WHAT TO DO:
Begin with the line containing "Enumerate this screenshot's" and copy each line exactly through the last line of the entries, inclusive.

--- START ---

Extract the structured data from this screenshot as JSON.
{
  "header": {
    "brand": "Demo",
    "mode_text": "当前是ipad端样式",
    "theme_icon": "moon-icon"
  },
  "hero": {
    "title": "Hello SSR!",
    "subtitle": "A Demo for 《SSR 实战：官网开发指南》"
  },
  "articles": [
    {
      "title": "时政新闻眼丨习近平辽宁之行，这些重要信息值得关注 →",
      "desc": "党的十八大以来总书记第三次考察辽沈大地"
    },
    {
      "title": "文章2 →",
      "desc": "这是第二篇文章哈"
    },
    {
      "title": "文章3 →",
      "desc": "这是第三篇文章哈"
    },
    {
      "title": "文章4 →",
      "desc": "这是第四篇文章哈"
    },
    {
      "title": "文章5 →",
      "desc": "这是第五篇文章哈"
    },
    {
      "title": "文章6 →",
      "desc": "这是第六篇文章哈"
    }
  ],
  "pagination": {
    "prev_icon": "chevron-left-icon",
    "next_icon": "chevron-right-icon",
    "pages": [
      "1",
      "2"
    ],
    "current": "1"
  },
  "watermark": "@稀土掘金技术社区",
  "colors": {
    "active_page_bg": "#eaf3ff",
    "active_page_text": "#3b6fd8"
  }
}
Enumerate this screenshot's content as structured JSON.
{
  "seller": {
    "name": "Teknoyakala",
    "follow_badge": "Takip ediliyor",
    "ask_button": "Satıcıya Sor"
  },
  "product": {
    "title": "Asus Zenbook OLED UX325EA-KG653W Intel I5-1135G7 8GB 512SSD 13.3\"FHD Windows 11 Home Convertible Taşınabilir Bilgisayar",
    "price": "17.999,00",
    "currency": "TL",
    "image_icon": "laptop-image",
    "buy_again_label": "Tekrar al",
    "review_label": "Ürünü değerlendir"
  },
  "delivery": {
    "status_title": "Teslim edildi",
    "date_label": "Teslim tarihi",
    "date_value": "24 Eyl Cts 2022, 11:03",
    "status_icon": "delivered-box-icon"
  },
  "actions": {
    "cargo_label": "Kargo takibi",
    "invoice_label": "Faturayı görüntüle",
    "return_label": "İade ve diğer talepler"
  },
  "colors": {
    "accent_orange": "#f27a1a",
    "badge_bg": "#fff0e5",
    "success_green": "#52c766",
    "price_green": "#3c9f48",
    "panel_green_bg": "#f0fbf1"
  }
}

--- END ---

WORKED ANSWER:
Enumerate this screenshot's content as structured JSON.
{
  "seller": {
    "name": "Teknoyakala",
    "follow_badge": "Takip ediliyor",
    "ask_button": "Satıcıya Sor"
  },
  "product": {
    "title": "Asus Zenbook OLED UX325EA-KG653W Intel I5-1135G7 8GB 512SSD 13.3\"FHD Windows 11 Home Convertible Taşınabilir Bilgisayar",
    "price": "17.999,00",
    "currency": "TL",
    "image_icon": "laptop-image",
    "buy_again_label": "Tekrar al",
    "review_label": "Ürünü değerlendir"
  },
  "delivery": {
    "status_title": "Teslim edildi",
    "date_label": "Teslim tarihi",
    "date_value": "24 Eyl Cts 2022, 11:03",
    "status_icon": "delivered-box-icon"
  },
  "actions": {
    "cargo_label": "Kargo takibi",
    "invoice_label": "Faturayı görüntüle",
    "return_label": "İade ve diğer talepler"
  },
  "colors": {
    "accent_orange": "#f27a1a",
    "badge_bg": "#fff0e5",
    "success_green": "#52c766",
    "price_green": "#3c9f48",
    "panel_green_bg": "#f0fbf1"
  }
}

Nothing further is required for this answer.